To be done — Locate and copy all lines bearing the word "species".

Dataset —
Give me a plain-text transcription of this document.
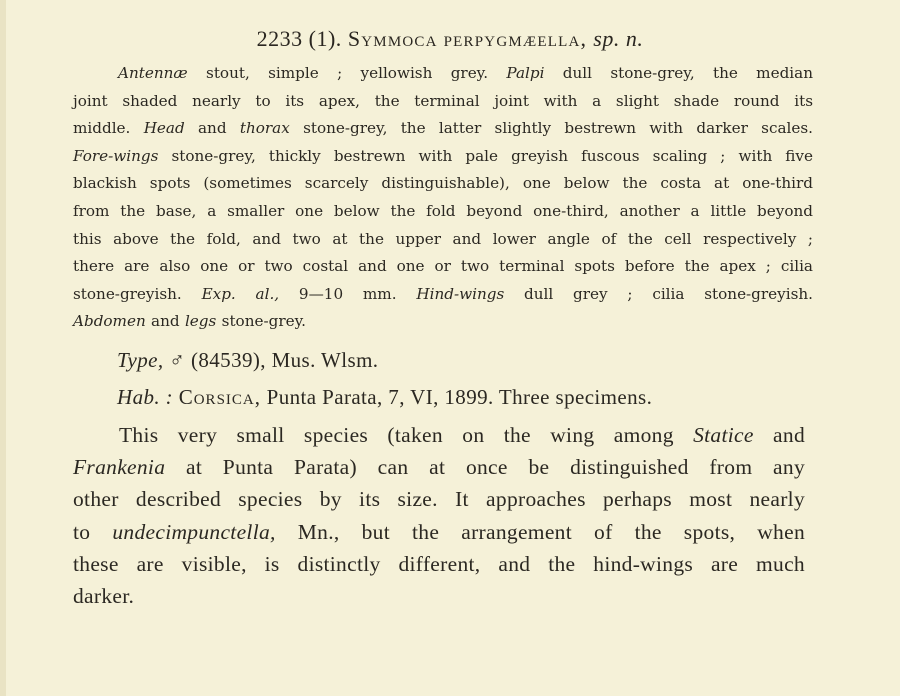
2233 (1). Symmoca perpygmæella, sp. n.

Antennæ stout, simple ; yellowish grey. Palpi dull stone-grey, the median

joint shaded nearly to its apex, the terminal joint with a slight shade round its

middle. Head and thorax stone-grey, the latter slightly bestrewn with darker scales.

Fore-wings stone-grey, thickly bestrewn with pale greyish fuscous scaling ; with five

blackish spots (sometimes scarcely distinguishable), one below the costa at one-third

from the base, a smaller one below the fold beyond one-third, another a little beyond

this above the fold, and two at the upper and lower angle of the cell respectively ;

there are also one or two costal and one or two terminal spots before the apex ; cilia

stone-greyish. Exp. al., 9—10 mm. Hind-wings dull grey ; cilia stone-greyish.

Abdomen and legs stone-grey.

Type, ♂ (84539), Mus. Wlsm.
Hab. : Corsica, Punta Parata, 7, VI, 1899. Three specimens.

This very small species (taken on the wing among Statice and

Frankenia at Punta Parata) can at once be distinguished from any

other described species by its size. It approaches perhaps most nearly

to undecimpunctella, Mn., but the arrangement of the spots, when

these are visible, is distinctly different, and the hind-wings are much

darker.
==
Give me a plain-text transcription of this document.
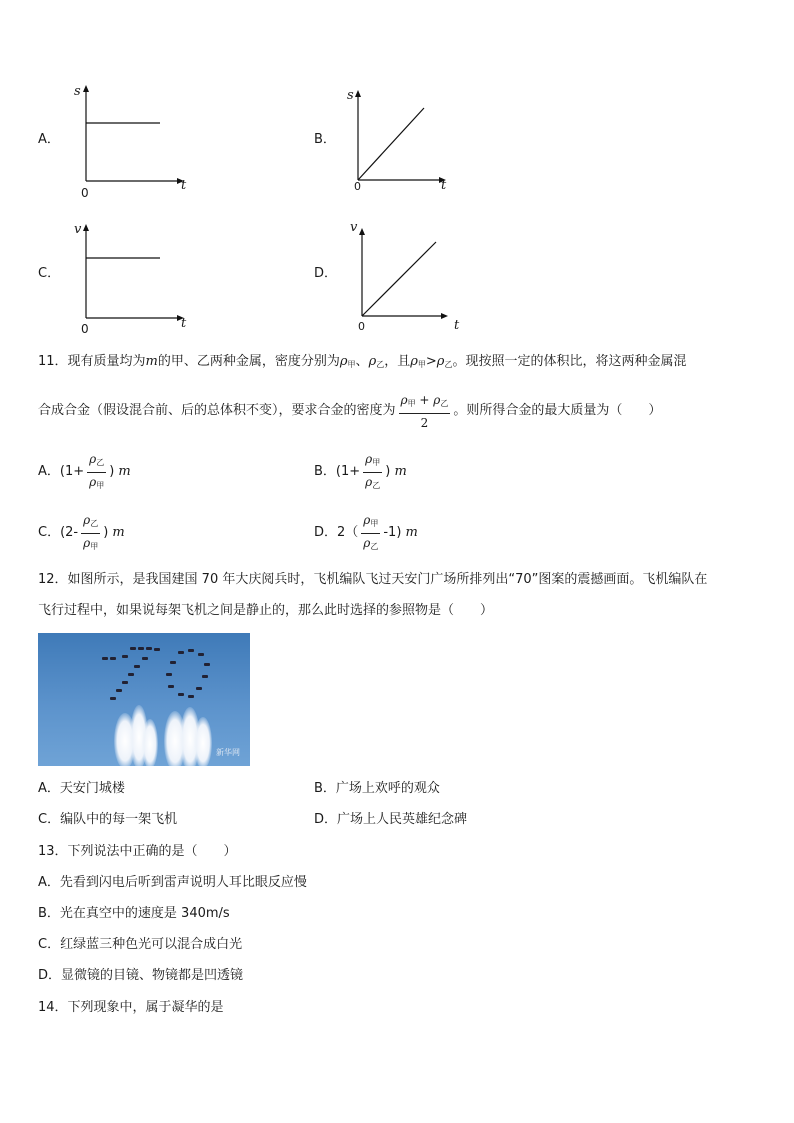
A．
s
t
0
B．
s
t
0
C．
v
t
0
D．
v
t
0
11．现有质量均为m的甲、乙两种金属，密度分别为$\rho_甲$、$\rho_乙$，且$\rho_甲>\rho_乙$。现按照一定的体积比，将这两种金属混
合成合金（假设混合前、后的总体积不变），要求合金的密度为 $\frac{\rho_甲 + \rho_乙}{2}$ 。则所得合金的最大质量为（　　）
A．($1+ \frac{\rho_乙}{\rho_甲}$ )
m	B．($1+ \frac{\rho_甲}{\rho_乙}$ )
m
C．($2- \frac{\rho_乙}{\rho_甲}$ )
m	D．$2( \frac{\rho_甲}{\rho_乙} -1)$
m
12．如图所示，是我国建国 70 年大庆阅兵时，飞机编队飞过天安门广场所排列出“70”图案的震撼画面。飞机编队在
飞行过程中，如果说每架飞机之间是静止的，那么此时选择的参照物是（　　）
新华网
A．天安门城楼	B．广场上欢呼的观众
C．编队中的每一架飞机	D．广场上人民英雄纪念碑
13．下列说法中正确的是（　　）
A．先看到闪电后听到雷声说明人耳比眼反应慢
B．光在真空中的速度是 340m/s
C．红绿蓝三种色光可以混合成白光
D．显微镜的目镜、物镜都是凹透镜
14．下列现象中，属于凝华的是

Task result —
This very small species (taken on the wing among Statice and
other described species by its size. It approaches perhaps most nearly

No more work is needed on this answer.